Extract the complete listing and repeat it word for word.

== DATA ==

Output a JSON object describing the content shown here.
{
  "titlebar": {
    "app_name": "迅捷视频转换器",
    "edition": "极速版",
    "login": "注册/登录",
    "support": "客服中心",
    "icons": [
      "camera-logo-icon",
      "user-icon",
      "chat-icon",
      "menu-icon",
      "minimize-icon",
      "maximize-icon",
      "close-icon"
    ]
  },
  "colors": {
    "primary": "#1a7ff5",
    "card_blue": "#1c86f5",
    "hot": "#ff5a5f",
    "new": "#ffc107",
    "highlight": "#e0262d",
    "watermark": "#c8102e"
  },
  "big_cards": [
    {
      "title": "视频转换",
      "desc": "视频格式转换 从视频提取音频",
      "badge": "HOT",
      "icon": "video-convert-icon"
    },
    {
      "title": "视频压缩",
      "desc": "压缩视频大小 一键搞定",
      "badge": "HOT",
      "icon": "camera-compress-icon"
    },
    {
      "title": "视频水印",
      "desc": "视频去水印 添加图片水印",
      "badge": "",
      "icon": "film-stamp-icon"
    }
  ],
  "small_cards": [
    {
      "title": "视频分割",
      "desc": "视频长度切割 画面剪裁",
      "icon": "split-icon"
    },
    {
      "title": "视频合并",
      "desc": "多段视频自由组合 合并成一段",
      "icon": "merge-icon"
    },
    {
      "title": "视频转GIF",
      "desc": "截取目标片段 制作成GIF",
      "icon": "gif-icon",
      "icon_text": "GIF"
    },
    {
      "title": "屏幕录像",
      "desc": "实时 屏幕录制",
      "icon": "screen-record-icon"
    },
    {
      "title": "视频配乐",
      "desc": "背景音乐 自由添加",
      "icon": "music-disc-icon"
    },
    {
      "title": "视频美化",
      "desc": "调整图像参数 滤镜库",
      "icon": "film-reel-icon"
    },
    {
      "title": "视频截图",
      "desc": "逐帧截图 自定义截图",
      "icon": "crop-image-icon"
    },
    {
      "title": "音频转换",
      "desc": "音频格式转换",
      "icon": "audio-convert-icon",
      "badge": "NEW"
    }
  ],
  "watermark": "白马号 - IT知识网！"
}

===

*COMPLETED TASK*:
Output a JSON object describing the content shown here.
{
  "titlebar": {
    "app_name": "迅捷视频转换器",
    "edition": "极速版",
    "login": "注册/登录",
    "support": "客服中心",
    "icons": [
      "camera-logo-icon",
      "user-icon",
      "chat-icon",
      "menu-icon",
      "minimize-icon",
      "maximize-icon",
      "close-icon"
    ]
  },
  "colors": {
    "primary": "#1a7ff5",
    "card_blue": "#1c86f5",
    "hot": "#ff5a5f",
    "new": "#ffc107",
    "highlight": "#e0262d",
    "watermark": "#c8102e"
  },
  "big_cards": [
    {
      "title": "视频转换",
      "desc": "视频格式转换 从视频提取音频",
      "badge": "HOT",
      "icon": "video-convert-icon"
    },
    {
      "title": "视频压缩",
      "desc": "压缩视频大小 一键搞定",
      "badge": "HOT",
      "icon": "camera-compress-icon"
    },
    {
      "title": "视频水印",
      "desc": "视频去水印 添加图片水印",
      "badge": "",
      "icon": "film-stamp-icon"
    }
  ],
  "small_cards": [
    {
      "title": "视频分割",
      "desc": "视频长度切割 画面剪裁",
      "icon": "split-icon"
    },
    {
      "title": "视频合并",
      "desc": "多段视频自由组合 合并成一段",
      "icon": "merge-icon"
    },
    {
      "title": "视频转GIF",
      "desc": "截取目标片段 制作成GIF",
      "icon": "gif-icon",
      "icon_text": "GIF"
    },
    {
      "title": "屏幕录像",
      "desc": "实时 屏幕录制",
      "icon": "screen-record-icon"
    },
    {
      "title": "视频配乐",
      "desc": "背景音乐 自由添加",
      "icon": "music-disc-icon"
    },
    {
      "title": "视频美化",
      "desc": "调整图像参数 滤镜库",
      "icon": "film-reel-icon"
    },
    {
      "title": "视频截图",
      "desc": "逐帧截图 自定义截图",
      "icon": "crop-image-icon"
    },
    {
      "title": "音频转换",
      "desc": "音频格式转换",
      "icon": "audio-convert-icon",
      "badge": "NEW"
    }
  ],
  "watermark": "白马号 - IT知识网！"
}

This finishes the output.